=== ОТРЫВОК ===
────────────────

Иногда такие старушки задают священникам философские вопросы, называемые в творчестве Достоевского «проклятыми». Например, имеет ли право на существование врач, который искалечил ей ноги? Она была до больницы ходячей, а там преступная халатность, никому не интересно общаться с этой заслуженной учительницей РСФСР, не имеющей причитающейся ей заслуженной пенсии.

И вот штырь вбит неправильно, она потеряла способность сгибать правую ногу. Обречена на инвалидную коляску, будучи активной женщиной, много внесшей в дело образования и воспитания молодежи. И спрашивает батюшку: как Бог терпит? И тут требуются живая вера, подлинное сочувствие, не вымученная теплота и сострадание, которые помогут найти, что сказать.

От него требуется также усилие потерпеть такую душу, перескакивающую с предмета на предмет, постоянно волнующую себя самое – это уже дело, хотя еще и не подвиг. Общаясь с пожилыми людьми, нужно увидеть то доброе, прекрасное и хорошее, которого было много у них, потому что они, как правило, не были эгоистами. Действительно, советская женщина, нынешняя старушка, работая, поднимала своих двух детей, вкладывала в их образование все, что имела, а затем, пока еще в силах была, помогала своей дочери или невестке и сидела с внуками.

────────────────

=== ПРЕДОСТАВЛЕННЫЕ МАТЕРИАЛЫ ===

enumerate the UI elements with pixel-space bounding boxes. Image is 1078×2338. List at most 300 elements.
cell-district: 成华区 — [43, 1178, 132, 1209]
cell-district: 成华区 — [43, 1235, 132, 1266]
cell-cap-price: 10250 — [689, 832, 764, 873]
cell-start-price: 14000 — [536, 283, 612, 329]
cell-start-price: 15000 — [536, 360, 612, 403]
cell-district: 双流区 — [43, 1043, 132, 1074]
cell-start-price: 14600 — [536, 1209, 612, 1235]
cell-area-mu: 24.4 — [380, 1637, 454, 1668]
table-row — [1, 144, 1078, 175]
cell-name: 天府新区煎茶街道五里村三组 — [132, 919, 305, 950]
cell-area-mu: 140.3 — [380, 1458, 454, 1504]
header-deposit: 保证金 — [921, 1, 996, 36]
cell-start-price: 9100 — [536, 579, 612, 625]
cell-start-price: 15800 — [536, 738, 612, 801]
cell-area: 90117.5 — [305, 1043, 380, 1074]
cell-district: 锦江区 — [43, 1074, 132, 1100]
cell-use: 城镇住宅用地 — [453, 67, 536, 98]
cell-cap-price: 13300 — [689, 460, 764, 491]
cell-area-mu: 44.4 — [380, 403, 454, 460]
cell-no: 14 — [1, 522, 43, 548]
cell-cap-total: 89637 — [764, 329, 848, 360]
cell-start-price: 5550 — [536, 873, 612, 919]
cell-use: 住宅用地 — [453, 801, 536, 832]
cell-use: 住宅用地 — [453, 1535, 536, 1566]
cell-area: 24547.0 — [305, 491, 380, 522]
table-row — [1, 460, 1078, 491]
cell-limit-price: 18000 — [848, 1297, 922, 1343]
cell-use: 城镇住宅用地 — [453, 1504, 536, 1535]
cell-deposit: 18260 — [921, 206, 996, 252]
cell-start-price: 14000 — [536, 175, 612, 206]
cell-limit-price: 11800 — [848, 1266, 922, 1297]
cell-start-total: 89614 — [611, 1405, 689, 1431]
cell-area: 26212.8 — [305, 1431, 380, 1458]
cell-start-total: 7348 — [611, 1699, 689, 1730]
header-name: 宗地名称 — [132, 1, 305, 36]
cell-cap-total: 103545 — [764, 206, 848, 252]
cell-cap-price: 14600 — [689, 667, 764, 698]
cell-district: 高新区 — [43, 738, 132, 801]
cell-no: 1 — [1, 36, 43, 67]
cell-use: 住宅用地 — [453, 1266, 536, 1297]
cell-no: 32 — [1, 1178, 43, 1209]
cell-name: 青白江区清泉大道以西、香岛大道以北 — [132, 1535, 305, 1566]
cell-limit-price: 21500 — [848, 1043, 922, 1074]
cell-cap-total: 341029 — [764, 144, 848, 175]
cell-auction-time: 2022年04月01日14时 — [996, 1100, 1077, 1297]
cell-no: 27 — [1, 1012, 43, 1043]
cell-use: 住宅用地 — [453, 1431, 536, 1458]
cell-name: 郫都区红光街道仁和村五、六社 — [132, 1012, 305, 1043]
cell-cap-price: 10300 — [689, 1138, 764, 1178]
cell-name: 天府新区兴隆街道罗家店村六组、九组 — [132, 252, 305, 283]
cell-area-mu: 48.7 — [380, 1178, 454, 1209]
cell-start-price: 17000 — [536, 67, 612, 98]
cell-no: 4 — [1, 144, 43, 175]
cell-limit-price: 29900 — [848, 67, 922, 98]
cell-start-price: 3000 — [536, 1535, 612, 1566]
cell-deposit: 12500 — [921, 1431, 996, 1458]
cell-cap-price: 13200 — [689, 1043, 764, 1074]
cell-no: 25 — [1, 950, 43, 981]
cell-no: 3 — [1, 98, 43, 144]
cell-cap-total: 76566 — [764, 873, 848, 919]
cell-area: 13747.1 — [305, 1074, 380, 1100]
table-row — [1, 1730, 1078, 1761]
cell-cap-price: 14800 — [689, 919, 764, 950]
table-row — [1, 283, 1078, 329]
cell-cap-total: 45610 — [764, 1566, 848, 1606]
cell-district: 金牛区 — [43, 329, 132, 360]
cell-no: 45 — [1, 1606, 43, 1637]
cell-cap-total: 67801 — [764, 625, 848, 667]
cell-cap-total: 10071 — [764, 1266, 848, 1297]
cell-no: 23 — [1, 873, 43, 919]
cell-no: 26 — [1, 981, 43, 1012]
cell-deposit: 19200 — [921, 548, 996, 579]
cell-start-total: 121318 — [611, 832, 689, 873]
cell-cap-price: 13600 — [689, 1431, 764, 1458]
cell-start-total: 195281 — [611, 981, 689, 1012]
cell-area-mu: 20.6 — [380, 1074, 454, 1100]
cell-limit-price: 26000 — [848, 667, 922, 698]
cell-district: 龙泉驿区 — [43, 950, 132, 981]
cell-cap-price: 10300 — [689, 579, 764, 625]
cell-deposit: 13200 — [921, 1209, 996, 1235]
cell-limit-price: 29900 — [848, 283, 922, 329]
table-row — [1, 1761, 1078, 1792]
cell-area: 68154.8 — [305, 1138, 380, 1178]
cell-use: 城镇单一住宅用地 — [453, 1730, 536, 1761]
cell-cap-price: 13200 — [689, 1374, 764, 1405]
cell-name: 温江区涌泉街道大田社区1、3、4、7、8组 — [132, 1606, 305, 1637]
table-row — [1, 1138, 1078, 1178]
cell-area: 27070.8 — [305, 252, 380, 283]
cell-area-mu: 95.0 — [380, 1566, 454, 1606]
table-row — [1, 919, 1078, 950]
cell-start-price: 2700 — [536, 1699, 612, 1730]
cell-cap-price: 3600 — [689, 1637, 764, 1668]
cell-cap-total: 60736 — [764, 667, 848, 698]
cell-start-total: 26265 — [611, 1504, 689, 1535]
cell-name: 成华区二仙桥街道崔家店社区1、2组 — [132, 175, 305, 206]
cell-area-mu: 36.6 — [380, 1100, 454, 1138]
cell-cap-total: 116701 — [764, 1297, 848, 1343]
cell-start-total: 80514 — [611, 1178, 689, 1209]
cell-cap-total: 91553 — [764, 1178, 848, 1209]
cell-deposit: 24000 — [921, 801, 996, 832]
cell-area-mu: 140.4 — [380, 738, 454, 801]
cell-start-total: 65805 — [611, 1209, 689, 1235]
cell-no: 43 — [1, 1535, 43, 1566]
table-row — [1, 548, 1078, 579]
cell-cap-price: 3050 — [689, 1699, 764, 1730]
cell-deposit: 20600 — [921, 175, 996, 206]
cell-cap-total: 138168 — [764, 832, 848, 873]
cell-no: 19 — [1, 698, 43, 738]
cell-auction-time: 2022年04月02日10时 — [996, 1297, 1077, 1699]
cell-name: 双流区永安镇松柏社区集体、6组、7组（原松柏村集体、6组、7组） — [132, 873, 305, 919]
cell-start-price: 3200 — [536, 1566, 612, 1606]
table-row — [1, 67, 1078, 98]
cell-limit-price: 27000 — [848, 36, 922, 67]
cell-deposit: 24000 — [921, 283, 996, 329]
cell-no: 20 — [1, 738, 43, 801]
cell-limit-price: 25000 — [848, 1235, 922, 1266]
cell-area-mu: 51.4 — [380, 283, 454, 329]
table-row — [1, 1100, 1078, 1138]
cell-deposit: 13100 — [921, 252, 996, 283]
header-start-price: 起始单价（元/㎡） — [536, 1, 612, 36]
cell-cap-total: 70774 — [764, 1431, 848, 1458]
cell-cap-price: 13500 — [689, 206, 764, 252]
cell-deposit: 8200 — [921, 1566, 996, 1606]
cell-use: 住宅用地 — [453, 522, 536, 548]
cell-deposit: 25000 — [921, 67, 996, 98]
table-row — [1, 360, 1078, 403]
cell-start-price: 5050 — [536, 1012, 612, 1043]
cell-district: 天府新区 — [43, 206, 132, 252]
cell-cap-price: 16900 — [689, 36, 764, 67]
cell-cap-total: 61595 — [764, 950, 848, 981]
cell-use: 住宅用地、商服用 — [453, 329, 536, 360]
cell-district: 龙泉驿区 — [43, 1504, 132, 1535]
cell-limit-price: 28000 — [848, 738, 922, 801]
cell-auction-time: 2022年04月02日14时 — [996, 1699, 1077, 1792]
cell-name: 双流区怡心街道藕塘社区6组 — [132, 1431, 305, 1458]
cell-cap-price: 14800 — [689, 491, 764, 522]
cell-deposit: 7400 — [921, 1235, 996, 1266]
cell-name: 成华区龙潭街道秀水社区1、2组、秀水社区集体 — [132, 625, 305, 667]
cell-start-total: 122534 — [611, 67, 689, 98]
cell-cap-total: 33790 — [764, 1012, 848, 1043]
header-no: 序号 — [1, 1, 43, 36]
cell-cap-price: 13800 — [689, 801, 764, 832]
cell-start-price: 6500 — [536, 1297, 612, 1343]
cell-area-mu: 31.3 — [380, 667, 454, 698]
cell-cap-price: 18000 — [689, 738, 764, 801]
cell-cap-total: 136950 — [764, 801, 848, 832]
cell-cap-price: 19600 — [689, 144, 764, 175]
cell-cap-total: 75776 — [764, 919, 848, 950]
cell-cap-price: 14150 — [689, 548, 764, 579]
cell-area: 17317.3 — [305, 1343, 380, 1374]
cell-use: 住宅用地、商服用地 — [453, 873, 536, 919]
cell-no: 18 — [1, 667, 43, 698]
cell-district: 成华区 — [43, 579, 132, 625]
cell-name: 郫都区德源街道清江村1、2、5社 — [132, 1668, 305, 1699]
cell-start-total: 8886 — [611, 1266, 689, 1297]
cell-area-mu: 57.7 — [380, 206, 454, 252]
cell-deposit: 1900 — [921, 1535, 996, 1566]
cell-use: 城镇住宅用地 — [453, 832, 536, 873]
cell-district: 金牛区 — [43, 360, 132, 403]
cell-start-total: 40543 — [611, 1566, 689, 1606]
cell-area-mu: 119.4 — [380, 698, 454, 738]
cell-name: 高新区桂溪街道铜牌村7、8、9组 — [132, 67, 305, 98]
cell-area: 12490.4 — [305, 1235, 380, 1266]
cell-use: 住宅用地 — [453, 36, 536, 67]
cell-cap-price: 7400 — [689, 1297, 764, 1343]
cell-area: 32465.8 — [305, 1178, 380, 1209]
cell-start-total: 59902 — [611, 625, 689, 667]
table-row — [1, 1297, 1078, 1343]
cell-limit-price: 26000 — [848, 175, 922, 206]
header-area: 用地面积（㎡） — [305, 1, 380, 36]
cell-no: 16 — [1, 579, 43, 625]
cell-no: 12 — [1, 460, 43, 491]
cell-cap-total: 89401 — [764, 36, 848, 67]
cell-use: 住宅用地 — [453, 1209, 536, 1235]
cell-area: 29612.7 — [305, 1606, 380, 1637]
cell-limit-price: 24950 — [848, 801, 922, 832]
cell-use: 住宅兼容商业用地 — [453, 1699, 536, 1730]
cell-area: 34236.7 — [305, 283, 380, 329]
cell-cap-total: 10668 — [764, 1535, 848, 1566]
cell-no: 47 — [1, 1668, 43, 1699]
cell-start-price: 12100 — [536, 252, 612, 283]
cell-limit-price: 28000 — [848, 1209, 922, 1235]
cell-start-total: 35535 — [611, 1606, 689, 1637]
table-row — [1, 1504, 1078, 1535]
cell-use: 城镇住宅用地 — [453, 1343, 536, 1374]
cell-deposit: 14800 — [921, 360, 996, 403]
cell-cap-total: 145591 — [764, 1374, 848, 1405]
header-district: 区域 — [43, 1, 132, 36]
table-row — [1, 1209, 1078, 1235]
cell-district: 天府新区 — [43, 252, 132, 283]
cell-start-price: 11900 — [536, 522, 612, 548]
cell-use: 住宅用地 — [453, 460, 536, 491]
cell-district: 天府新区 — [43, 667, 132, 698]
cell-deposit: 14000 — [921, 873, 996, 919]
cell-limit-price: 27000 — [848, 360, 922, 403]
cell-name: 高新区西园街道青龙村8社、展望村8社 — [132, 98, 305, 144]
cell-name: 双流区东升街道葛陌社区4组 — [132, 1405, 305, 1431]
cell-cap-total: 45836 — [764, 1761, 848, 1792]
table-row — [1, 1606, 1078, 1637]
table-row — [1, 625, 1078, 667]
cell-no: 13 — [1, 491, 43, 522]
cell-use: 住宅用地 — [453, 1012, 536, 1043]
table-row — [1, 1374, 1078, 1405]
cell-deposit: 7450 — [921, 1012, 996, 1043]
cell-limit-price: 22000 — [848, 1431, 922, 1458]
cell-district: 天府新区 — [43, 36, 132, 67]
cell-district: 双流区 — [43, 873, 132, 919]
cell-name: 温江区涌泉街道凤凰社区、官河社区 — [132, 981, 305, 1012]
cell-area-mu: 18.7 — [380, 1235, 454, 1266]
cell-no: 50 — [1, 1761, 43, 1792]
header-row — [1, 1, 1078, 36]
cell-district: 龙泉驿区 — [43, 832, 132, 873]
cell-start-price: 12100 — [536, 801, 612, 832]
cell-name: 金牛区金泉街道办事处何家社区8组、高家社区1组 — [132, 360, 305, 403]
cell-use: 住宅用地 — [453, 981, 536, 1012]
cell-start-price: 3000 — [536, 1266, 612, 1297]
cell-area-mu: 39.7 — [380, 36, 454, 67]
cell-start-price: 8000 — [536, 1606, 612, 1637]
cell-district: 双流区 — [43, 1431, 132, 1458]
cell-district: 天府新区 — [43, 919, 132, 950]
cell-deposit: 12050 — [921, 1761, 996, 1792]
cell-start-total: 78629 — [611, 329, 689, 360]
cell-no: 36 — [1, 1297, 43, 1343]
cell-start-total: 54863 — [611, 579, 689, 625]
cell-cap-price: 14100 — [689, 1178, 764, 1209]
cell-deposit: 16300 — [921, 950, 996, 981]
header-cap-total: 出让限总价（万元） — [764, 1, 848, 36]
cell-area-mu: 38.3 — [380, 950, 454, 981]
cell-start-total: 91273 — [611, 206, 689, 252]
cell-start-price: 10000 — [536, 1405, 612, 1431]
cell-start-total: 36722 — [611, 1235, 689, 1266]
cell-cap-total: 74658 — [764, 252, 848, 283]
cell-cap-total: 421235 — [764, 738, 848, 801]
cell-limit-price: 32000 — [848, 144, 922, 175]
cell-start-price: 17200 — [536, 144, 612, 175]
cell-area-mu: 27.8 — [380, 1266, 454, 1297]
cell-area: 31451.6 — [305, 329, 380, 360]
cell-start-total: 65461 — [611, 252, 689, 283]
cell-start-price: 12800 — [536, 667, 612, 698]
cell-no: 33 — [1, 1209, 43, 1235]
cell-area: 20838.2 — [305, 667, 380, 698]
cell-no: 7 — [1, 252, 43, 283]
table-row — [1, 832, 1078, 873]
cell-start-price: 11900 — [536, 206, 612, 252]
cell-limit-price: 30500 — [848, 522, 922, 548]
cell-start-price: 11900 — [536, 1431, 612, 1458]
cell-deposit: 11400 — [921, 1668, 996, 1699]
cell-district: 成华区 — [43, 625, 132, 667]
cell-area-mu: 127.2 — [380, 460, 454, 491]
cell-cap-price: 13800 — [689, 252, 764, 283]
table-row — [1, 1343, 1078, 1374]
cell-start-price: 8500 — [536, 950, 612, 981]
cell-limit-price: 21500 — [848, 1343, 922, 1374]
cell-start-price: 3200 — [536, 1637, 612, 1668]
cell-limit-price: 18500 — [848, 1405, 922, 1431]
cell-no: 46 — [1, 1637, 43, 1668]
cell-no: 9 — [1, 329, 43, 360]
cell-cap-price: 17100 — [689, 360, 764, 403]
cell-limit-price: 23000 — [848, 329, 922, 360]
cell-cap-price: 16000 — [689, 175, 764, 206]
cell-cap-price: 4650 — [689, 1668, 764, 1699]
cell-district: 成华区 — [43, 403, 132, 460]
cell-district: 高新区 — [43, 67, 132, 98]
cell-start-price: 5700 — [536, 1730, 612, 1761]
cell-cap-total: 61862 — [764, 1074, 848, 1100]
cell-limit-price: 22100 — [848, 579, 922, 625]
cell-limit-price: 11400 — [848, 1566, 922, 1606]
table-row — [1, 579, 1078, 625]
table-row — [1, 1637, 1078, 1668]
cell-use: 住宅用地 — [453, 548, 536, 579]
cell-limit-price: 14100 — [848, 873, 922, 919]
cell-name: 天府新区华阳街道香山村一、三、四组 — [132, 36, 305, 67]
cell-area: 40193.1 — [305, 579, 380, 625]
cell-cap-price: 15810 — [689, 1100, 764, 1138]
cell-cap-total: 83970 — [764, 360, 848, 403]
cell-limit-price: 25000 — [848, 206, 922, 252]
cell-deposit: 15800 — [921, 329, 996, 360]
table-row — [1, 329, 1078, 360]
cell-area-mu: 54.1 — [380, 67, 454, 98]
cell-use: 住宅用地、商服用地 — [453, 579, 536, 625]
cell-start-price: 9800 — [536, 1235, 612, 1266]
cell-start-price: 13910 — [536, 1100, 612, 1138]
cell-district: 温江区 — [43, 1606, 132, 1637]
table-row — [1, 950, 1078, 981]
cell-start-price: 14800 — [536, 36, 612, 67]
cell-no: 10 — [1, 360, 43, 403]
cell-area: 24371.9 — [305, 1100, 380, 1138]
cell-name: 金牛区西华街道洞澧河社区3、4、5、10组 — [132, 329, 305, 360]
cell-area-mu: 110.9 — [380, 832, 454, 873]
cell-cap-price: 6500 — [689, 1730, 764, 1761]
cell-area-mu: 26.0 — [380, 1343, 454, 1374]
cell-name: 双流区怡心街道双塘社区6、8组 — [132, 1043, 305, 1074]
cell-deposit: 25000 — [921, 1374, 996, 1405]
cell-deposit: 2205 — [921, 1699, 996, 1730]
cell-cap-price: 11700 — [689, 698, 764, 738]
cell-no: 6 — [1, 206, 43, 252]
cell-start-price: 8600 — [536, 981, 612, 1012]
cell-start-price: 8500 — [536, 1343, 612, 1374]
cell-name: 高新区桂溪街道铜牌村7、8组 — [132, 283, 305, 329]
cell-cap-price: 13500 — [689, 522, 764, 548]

────────────────

=== ВАШЕ ЗАДАНИЕ ===
Продолжите, пожалуйста, отрывок о пастырском общении с пожилыми людьми, начав сразу после его последнего предложения.

=== ПОЛЕ ДЛЯ ОТВЕТА ===
Водила их в кружки и секции, учила разговорному языку, готовила, стирала – и все это, действительно, забывая о себе. И здесь, мне кажется, она в чем-то уподоблялась Господу нашему Иисусу Христу, принесшему Себя в жертву за грехи мира. Ах, если б она еще умела тогда черпать силу в молитве! Как правило, жизнь подводила к этому русского человека, но не всегда.

И если вам выпала честь свидетельствовать ей о том, что миром правит вечное Добро и Любовь, что материальный порядок, точнее беспорядок – это не беда, потому что над всем духовный, нравственный миропрядок – Бог все видит, все слышит и воздает каждому по делам его и все творит во благо. Если горизонты этой хорошей, но искалеченной жизни действительно были освещены вашей любовью, вашим слово о Боге – думаю, многое нам простится, коль скоро инъекция жизни будет сообщена этой бессмертной душе через вас, через ваше слово, через священника, которого вы привели, заручившись скромным словом: «Ну, если он хочет, пусть придет».

Однако вспомним, что у наших бабушек тоже были бабушки, а те бабушки, как правило, были золотые. Если только не дружили с Кларой Цеткин и не участвовали в первом съезде РСДРП в 1898 году или в деятельности Бунда. Я видывал и таких бабушек, когда приходил в дом престарелых лет пятнадцать назад. Был я тогда совсем молодым священником. Там лежали разные старушки: одни из них поворачивались навстречу священнику и начинали плакать, чувствуя, что благодать приходит вместе со священнослужителем.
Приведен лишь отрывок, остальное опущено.